===== Records shown =====

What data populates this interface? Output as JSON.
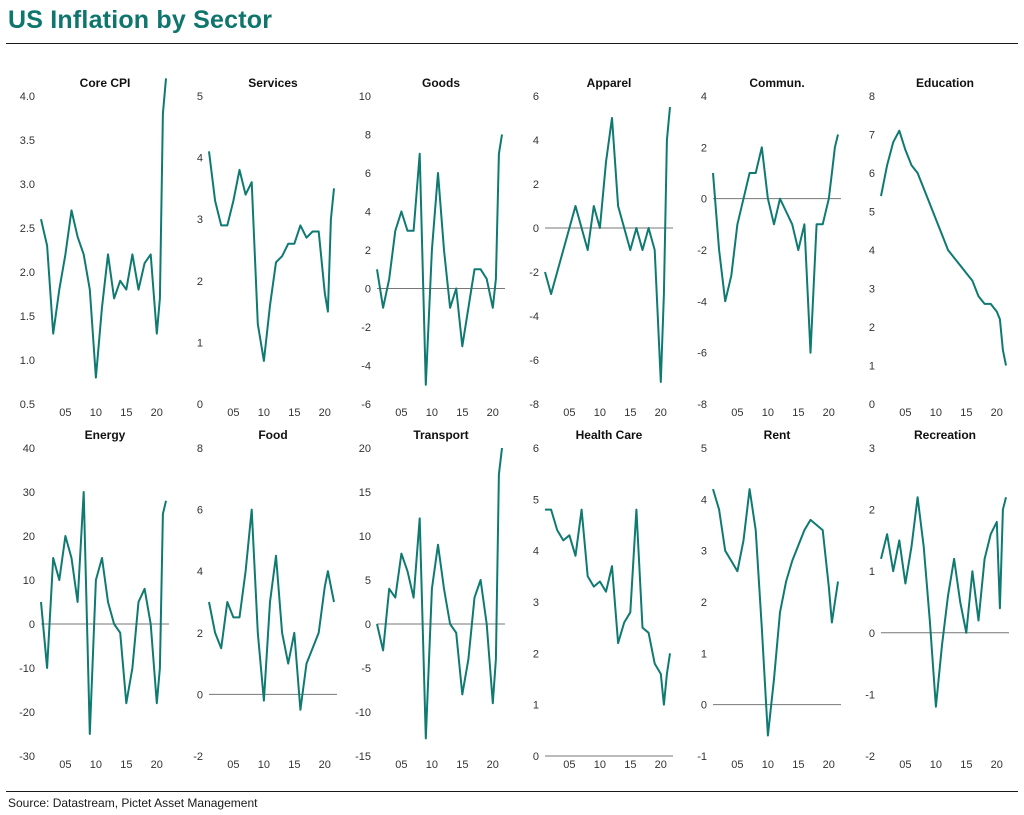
{
  "title": "US Inflation by Sector",
  "source": "Source: Datastream, Pictet Asset Management",
  "colors": {
    "series": "#0f7a72",
    "axis": "#777777",
    "title": "#0f766e"
  },
  "chart_data": [
    {
      "type": "line",
      "title": "Core CPI",
      "xlim": [
        2001,
        2022
      ],
      "ylim": [
        0.5,
        4.0
      ],
      "yticks": [
        "0.5",
        "1.0",
        "1.5",
        "2.0",
        "2.5",
        "3.0",
        "3.5",
        "4.0"
      ],
      "xticks": [
        "05",
        "10",
        "15",
        "20"
      ],
      "zero_line": false,
      "x": [
        2001,
        2002,
        2003,
        2004,
        2005,
        2006,
        2007,
        2008,
        2009,
        2010,
        2011,
        2012,
        2013,
        2014,
        2015,
        2016,
        2017,
        2018,
        2019,
        2020,
        2020.5,
        2021,
        2021.5
      ],
      "y": [
        2.6,
        2.3,
        1.3,
        1.8,
        2.2,
        2.7,
        2.4,
        2.2,
        1.8,
        0.8,
        1.6,
        2.2,
        1.7,
        1.9,
        1.8,
        2.2,
        1.8,
        2.1,
        2.2,
        1.3,
        1.7,
        3.8,
        4.2
      ]
    },
    {
      "type": "line",
      "title": "Services",
      "xlim": [
        2001,
        2022
      ],
      "ylim": [
        0,
        5
      ],
      "yticks": [
        "0",
        "1",
        "2",
        "3",
        "4",
        "5"
      ],
      "xticks": [
        "05",
        "10",
        "15",
        "20"
      ],
      "zero_line": false,
      "x": [
        2001,
        2002,
        2003,
        2004,
        2005,
        2006,
        2007,
        2008,
        2009,
        2010,
        2011,
        2012,
        2013,
        2014,
        2015,
        2016,
        2017,
        2018,
        2019,
        2020,
        2020.5,
        2021,
        2021.5
      ],
      "y": [
        4.1,
        3.3,
        2.9,
        2.9,
        3.3,
        3.8,
        3.4,
        3.6,
        1.3,
        0.7,
        1.6,
        2.3,
        2.4,
        2.6,
        2.6,
        2.9,
        2.7,
        2.8,
        2.8,
        1.8,
        1.5,
        3.0,
        3.5
      ]
    },
    {
      "type": "line",
      "title": "Goods",
      "xlim": [
        2001,
        2022
      ],
      "ylim": [
        -6,
        10
      ],
      "yticks": [
        "-6",
        "-4",
        "-2",
        "0",
        "2",
        "4",
        "6",
        "8",
        "10"
      ],
      "xticks": [
        "05",
        "10",
        "15",
        "20"
      ],
      "zero_line": true,
      "x": [
        2001,
        2002,
        2003,
        2004,
        2005,
        2006,
        2007,
        2008,
        2009,
        2010,
        2011,
        2012,
        2013,
        2014,
        2015,
        2016,
        2017,
        2018,
        2019,
        2020,
        2020.5,
        2021,
        2021.5
      ],
      "y": [
        1,
        -1,
        0.5,
        3,
        4,
        3,
        3,
        7,
        -5,
        2,
        6,
        2,
        -1,
        0,
        -3,
        -1,
        1,
        1,
        0.5,
        -1,
        0.5,
        7,
        8
      ]
    },
    {
      "type": "line",
      "title": "Apparel",
      "xlim": [
        2001,
        2022
      ],
      "ylim": [
        -8,
        6
      ],
      "yticks": [
        "-8",
        "-6",
        "-4",
        "-2",
        "0",
        "2",
        "4",
        "6"
      ],
      "xticks": [
        "05",
        "10",
        "15",
        "20"
      ],
      "zero_line": true,
      "x": [
        2001,
        2002,
        2003,
        2004,
        2005,
        2006,
        2007,
        2008,
        2009,
        2010,
        2011,
        2012,
        2013,
        2014,
        2015,
        2016,
        2017,
        2018,
        2019,
        2020,
        2020.5,
        2021,
        2021.5
      ],
      "y": [
        -2,
        -3,
        -2,
        -1,
        0,
        1,
        0,
        -1,
        1,
        0,
        3,
        5,
        1,
        0,
        -1,
        0,
        -1,
        0,
        -1,
        -7,
        -3,
        4,
        5.5
      ]
    },
    {
      "type": "line",
      "title": "Commun.",
      "xlim": [
        2001,
        2022
      ],
      "ylim": [
        -8,
        4
      ],
      "yticks": [
        "-8",
        "-6",
        "-4",
        "-2",
        "0",
        "2",
        "4"
      ],
      "xticks": [
        "05",
        "10",
        "15",
        "20"
      ],
      "zero_line": true,
      "x": [
        2001,
        2002,
        2003,
        2004,
        2005,
        2006,
        2007,
        2008,
        2009,
        2010,
        2011,
        2012,
        2013,
        2014,
        2015,
        2016,
        2017,
        2018,
        2019,
        2020,
        2020.5,
        2021,
        2021.5
      ],
      "y": [
        1,
        -2,
        -4,
        -3,
        -1,
        0,
        1,
        1,
        2,
        0,
        -1,
        0,
        -0.5,
        -1,
        -2,
        -1,
        -6,
        -1,
        -1,
        0,
        1,
        2,
        2.5
      ]
    },
    {
      "type": "line",
      "title": "Education",
      "xlim": [
        2001,
        2022
      ],
      "ylim": [
        0,
        8
      ],
      "yticks": [
        "0",
        "1",
        "2",
        "3",
        "4",
        "5",
        "6",
        "7",
        "8"
      ],
      "xticks": [
        "05",
        "10",
        "15",
        "20"
      ],
      "zero_line": false,
      "x": [
        2001,
        2002,
        2003,
        2004,
        2005,
        2006,
        2007,
        2008,
        2009,
        2010,
        2011,
        2012,
        2013,
        2014,
        2015,
        2016,
        2017,
        2018,
        2019,
        2020,
        2020.5,
        2021,
        2021.5
      ],
      "y": [
        5.4,
        6.2,
        6.8,
        7.1,
        6.6,
        6.2,
        6.0,
        5.6,
        5.2,
        4.8,
        4.4,
        4.0,
        3.8,
        3.6,
        3.4,
        3.2,
        2.8,
        2.6,
        2.6,
        2.4,
        2.2,
        1.4,
        1.0
      ]
    },
    {
      "type": "line",
      "title": "Energy",
      "xlim": [
        2001,
        2022
      ],
      "ylim": [
        -30,
        40
      ],
      "yticks": [
        "-30",
        "-20",
        "-10",
        "0",
        "10",
        "20",
        "30",
        "40"
      ],
      "xticks": [
        "05",
        "10",
        "15",
        "20"
      ],
      "zero_line": true,
      "x": [
        2001,
        2002,
        2003,
        2004,
        2005,
        2006,
        2007,
        2008,
        2009,
        2010,
        2011,
        2012,
        2013,
        2014,
        2015,
        2016,
        2017,
        2018,
        2019,
        2020,
        2020.5,
        2021,
        2021.5
      ],
      "y": [
        5,
        -10,
        15,
        10,
        20,
        15,
        5,
        30,
        -25,
        10,
        15,
        5,
        0,
        -2,
        -18,
        -10,
        5,
        8,
        0,
        -18,
        -10,
        25,
        28
      ]
    },
    {
      "type": "line",
      "title": "Food",
      "xlim": [
        2001,
        2022
      ],
      "ylim": [
        -2,
        8
      ],
      "yticks": [
        "-2",
        "0",
        "2",
        "4",
        "6",
        "8"
      ],
      "xticks": [
        "05",
        "10",
        "15",
        "20"
      ],
      "zero_line": true,
      "x": [
        2001,
        2002,
        2003,
        2004,
        2005,
        2006,
        2007,
        2008,
        2009,
        2010,
        2011,
        2012,
        2013,
        2014,
        2015,
        2016,
        2017,
        2018,
        2019,
        2020,
        2020.5,
        2021,
        2021.5
      ],
      "y": [
        3,
        2,
        1.5,
        3,
        2.5,
        2.5,
        4,
        6,
        2,
        -0.2,
        3,
        4.5,
        2,
        1,
        2,
        -0.5,
        1,
        1.5,
        2,
        3.5,
        4,
        3.5,
        3
      ]
    },
    {
      "type": "line",
      "title": "Transport",
      "xlim": [
        2001,
        2022
      ],
      "ylim": [
        -15,
        20
      ],
      "yticks": [
        "-15",
        "-10",
        "-5",
        "0",
        "5",
        "10",
        "15",
        "20"
      ],
      "xticks": [
        "05",
        "10",
        "15",
        "20"
      ],
      "zero_line": true,
      "x": [
        2001,
        2002,
        2003,
        2004,
        2005,
        2006,
        2007,
        2008,
        2009,
        2010,
        2011,
        2012,
        2013,
        2014,
        2015,
        2016,
        2017,
        2018,
        2019,
        2020,
        2020.5,
        2021,
        2021.5
      ],
      "y": [
        0,
        -3,
        4,
        3,
        8,
        6,
        3,
        12,
        -13,
        4,
        9,
        4,
        0,
        -1,
        -8,
        -4,
        3,
        5,
        0,
        -9,
        -4,
        17,
        20
      ]
    },
    {
      "type": "line",
      "title": "Health Care",
      "xlim": [
        2001,
        2022
      ],
      "ylim": [
        0,
        6
      ],
      "yticks": [
        "0",
        "1",
        "2",
        "3",
        "4",
        "5",
        "6"
      ],
      "xticks": [
        "05",
        "10",
        "15",
        "20"
      ],
      "zero_line": false,
      "x": [
        2001,
        2002,
        2003,
        2004,
        2005,
        2006,
        2007,
        2008,
        2009,
        2010,
        2011,
        2012,
        2013,
        2014,
        2015,
        2016,
        2017,
        2018,
        2019,
        2020,
        2020.5,
        2021,
        2021.5
      ],
      "y": [
        4.8,
        4.8,
        4.4,
        4.2,
        4.3,
        3.9,
        4.8,
        3.5,
        3.3,
        3.4,
        3.2,
        3.7,
        2.2,
        2.6,
        2.8,
        4.8,
        2.5,
        2.4,
        1.8,
        1.6,
        1.0,
        1.6,
        2.0
      ]
    },
    {
      "type": "line",
      "title": "Rent",
      "xlim": [
        2001,
        2022
      ],
      "ylim": [
        -1,
        5
      ],
      "yticks": [
        "-1",
        "0",
        "1",
        "2",
        "3",
        "4",
        "5"
      ],
      "xticks": [
        "05",
        "10",
        "15",
        "20"
      ],
      "zero_line": true,
      "x": [
        2001,
        2002,
        2003,
        2004,
        2005,
        2006,
        2007,
        2008,
        2009,
        2010,
        2011,
        2012,
        2013,
        2014,
        2015,
        2016,
        2017,
        2018,
        2019,
        2020,
        2020.5,
        2021,
        2021.5
      ],
      "y": [
        4.2,
        3.8,
        3.0,
        2.8,
        2.6,
        3.2,
        4.2,
        3.4,
        1.5,
        -0.6,
        0.5,
        1.8,
        2.4,
        2.8,
        3.1,
        3.4,
        3.6,
        3.5,
        3.4,
        2.3,
        1.6,
        2.0,
        2.4
      ]
    },
    {
      "type": "line",
      "title": "Recreation",
      "xlim": [
        2001,
        2022
      ],
      "ylim": [
        -2,
        3
      ],
      "yticks": [
        "-2",
        "-1",
        "0",
        "1",
        "2",
        "3"
      ],
      "xticks": [
        "05",
        "10",
        "15",
        "20"
      ],
      "zero_line": true,
      "x": [
        2001,
        2002,
        2003,
        2004,
        2005,
        2006,
        2007,
        2008,
        2009,
        2010,
        2011,
        2012,
        2013,
        2014,
        2015,
        2016,
        2017,
        2018,
        2019,
        2020,
        2020.5,
        2021,
        2021.5
      ],
      "y": [
        1.2,
        1.6,
        1.0,
        1.5,
        0.8,
        1.4,
        2.2,
        1.4,
        0.2,
        -1.2,
        -0.2,
        0.6,
        1.2,
        0.5,
        0.0,
        1.0,
        0.2,
        1.2,
        1.6,
        1.8,
        0.4,
        2.0,
        2.2
      ]
    }
  ]
}
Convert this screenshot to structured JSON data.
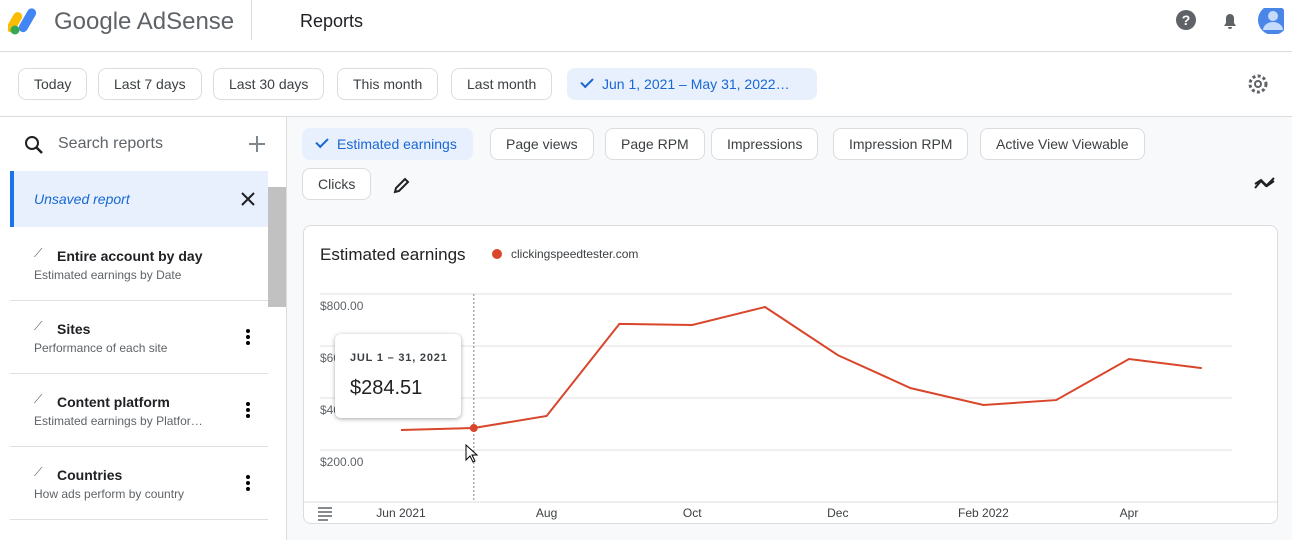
{
  "header": {
    "product": "Google AdSense",
    "page": "Reports"
  },
  "date_filters": {
    "options": [
      "Today",
      "Last 7 days",
      "Last 30 days",
      "This month",
      "Last month"
    ],
    "selected": "Jun 1, 2021 – May 31, 2022…"
  },
  "sidebar": {
    "search_placeholder": "Search reports",
    "current": "Unsaved report",
    "reports": [
      {
        "title": "Entire account by day",
        "subtitle": "Estimated earnings by Date"
      },
      {
        "title": "Sites",
        "subtitle": "Performance of each site"
      },
      {
        "title": "Content platform",
        "subtitle": "Estimated earnings by Platfor…"
      },
      {
        "title": "Countries",
        "subtitle": "How ads perform by country"
      }
    ]
  },
  "metrics": {
    "selected": "Estimated earnings",
    "options": [
      "Page views",
      "Page RPM",
      "Impressions",
      "Impression RPM",
      "Active View Viewable",
      "Clicks"
    ]
  },
  "chart_data": {
    "type": "line",
    "title": "Estimated earnings",
    "categories": [
      "Jun 2021",
      null,
      "Aug",
      null,
      "Oct",
      null,
      "Dec",
      null,
      "Feb 2022",
      null,
      "Apr",
      null
    ],
    "series": [
      {
        "name": "clickingspeedtester.com",
        "color": "#d9462b",
        "values": [
          277,
          284.51,
          331,
          685,
          681,
          750,
          565,
          438,
          373,
          392,
          550,
          515
        ]
      }
    ],
    "ylim": [
      0,
      800
    ],
    "yticks": [
      {
        "value": 200,
        "label": "$200.00"
      },
      {
        "value": 400,
        "label": "$400.00"
      },
      {
        "value": 600,
        "label": "$600.00"
      },
      {
        "value": 800,
        "label": "$800.00"
      }
    ],
    "grid": true,
    "tooltip": {
      "date": "JUL 1 – 31, 2021",
      "value_label": "$284.51"
    }
  }
}
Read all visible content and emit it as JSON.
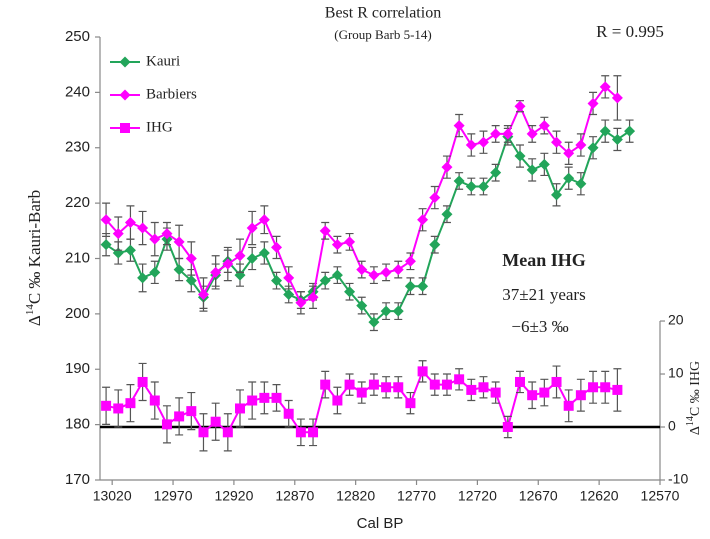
{
  "chart_data": {
    "type": "line",
    "title": "Best R correlation",
    "subtitle": "(Group Barb 5-14)",
    "annotations": [
      "R = 0.995",
      "Mean IHG",
      "37±21 years",
      "−6±3 ‰"
    ],
    "xlabel": "Cal BP",
    "ylabel": {
      "prefix": "Δ",
      "sup": "14",
      "suffix": "C ‰ Kauri-Barb"
    },
    "y2label": {
      "prefix": "Δ",
      "sup": "14",
      "suffix": "C ‰ IHG"
    },
    "x": [
      13025,
      13015,
      13005,
      12995,
      12985,
      12975,
      12965,
      12955,
      12945,
      12935,
      12925,
      12915,
      12905,
      12895,
      12885,
      12875,
      12865,
      12855,
      12845,
      12835,
      12825,
      12815,
      12805,
      12795,
      12785,
      12775,
      12765,
      12755,
      12745,
      12735,
      12725,
      12715,
      12705,
      12695,
      12685,
      12675,
      12665,
      12655,
      12645,
      12635,
      12625,
      12615,
      12605,
      12595
    ],
    "xlim": [
      13030,
      12570
    ],
    "xticks": [
      13020,
      12970,
      12920,
      12870,
      12820,
      12770,
      12720,
      12670,
      12620,
      12570
    ],
    "ylim": [
      170,
      250
    ],
    "yticks": [
      170,
      180,
      190,
      200,
      210,
      220,
      230,
      240,
      250
    ],
    "y2lim": [
      -10,
      73.6
    ],
    "y2ticks": [
      -10,
      0,
      10,
      20
    ],
    "zero_line": true,
    "series": [
      {
        "name": "Kauri",
        "color": "#22a55a",
        "marker": "diamond",
        "values": [
          212.5,
          211,
          211.5,
          206.5,
          207.5,
          213.5,
          208,
          206,
          203,
          207,
          209.5,
          207,
          210,
          211,
          206,
          203.5,
          202.5,
          204,
          206,
          207,
          204,
          201.5,
          198.5,
          200.5,
          200.5,
          205,
          205,
          212.5,
          218,
          224,
          223,
          223,
          225.5,
          232,
          228.5,
          226,
          227,
          221.5,
          224.5,
          223.5,
          230,
          233,
          231.5,
          233
        ],
        "errors": [
          2,
          2,
          2,
          2.5,
          2,
          2,
          2,
          2,
          2,
          2,
          2,
          2,
          2,
          2,
          1.5,
          1.5,
          1.5,
          1.5,
          1.5,
          1.5,
          1.5,
          1.5,
          1.5,
          1.5,
          1.5,
          1.5,
          1.5,
          1.5,
          1.5,
          1.5,
          1.5,
          1.5,
          1.5,
          1.5,
          2,
          2,
          2,
          2,
          2,
          2,
          2,
          2,
          2,
          2
        ]
      },
      {
        "name": "Barbiers",
        "color": "#ff00ff",
        "marker": "diamond",
        "values": [
          217,
          214.5,
          216.5,
          215.5,
          213.5,
          214.5,
          213,
          210,
          203.5,
          207.5,
          209,
          210.5,
          215.5,
          217,
          212,
          206.5,
          202,
          203,
          215,
          212.5,
          213,
          208,
          207,
          207.5,
          208,
          209.5,
          217,
          221,
          226.5,
          234,
          230.5,
          231,
          232.5,
          232.5,
          237.5,
          232.5,
          234,
          231,
          229,
          230.5,
          238,
          241,
          239,
          null
        ],
        "errors": [
          3,
          3,
          3,
          3,
          3,
          2,
          3,
          3,
          3,
          3,
          3,
          3,
          3,
          2.5,
          2,
          2,
          2,
          2,
          1.5,
          1.5,
          1.5,
          1.5,
          1.5,
          1.5,
          1.5,
          1.5,
          2,
          2,
          2,
          2,
          2,
          2,
          1.5,
          1.5,
          1,
          1.5,
          1.5,
          2,
          2,
          2,
          2,
          2,
          4,
          null
        ]
      },
      {
        "name": "IHG",
        "color": "#ff00ff",
        "marker": "square",
        "axis": "y2",
        "values": [
          4,
          3.5,
          4.5,
          8.5,
          5,
          0.5,
          2,
          3,
          -1,
          1,
          -1,
          3.5,
          5,
          5.5,
          5.5,
          2.5,
          -1,
          -1,
          8,
          5,
          8,
          6.5,
          8,
          7.5,
          7.5,
          4.5,
          10.5,
          8,
          8,
          9,
          7,
          7.5,
          6.5,
          0,
          8.5,
          6,
          6.5,
          8.5,
          4,
          6,
          7.5,
          7.5,
          7,
          null
        ],
        "errors": [
          3.5,
          3.5,
          3.5,
          3.5,
          3.5,
          3.5,
          3.5,
          3.5,
          3.5,
          3.5,
          3.5,
          3.5,
          3.5,
          3,
          2.5,
          2.5,
          2.5,
          2.5,
          2.5,
          2.5,
          2,
          2,
          2,
          2,
          2,
          2,
          2,
          2,
          2,
          2,
          2,
          2,
          2,
          2,
          2,
          2.5,
          2.5,
          3,
          3,
          3,
          3,
          3,
          4,
          null
        ]
      }
    ],
    "legend_position": "upper left"
  }
}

=====

Which lines contain the word "JSON"? Copy each one.

● The completed task
What data populates this interface? Output as JSON.
Convert this screenshot to structured JSON data.
Read all visible content and emit it as JSON.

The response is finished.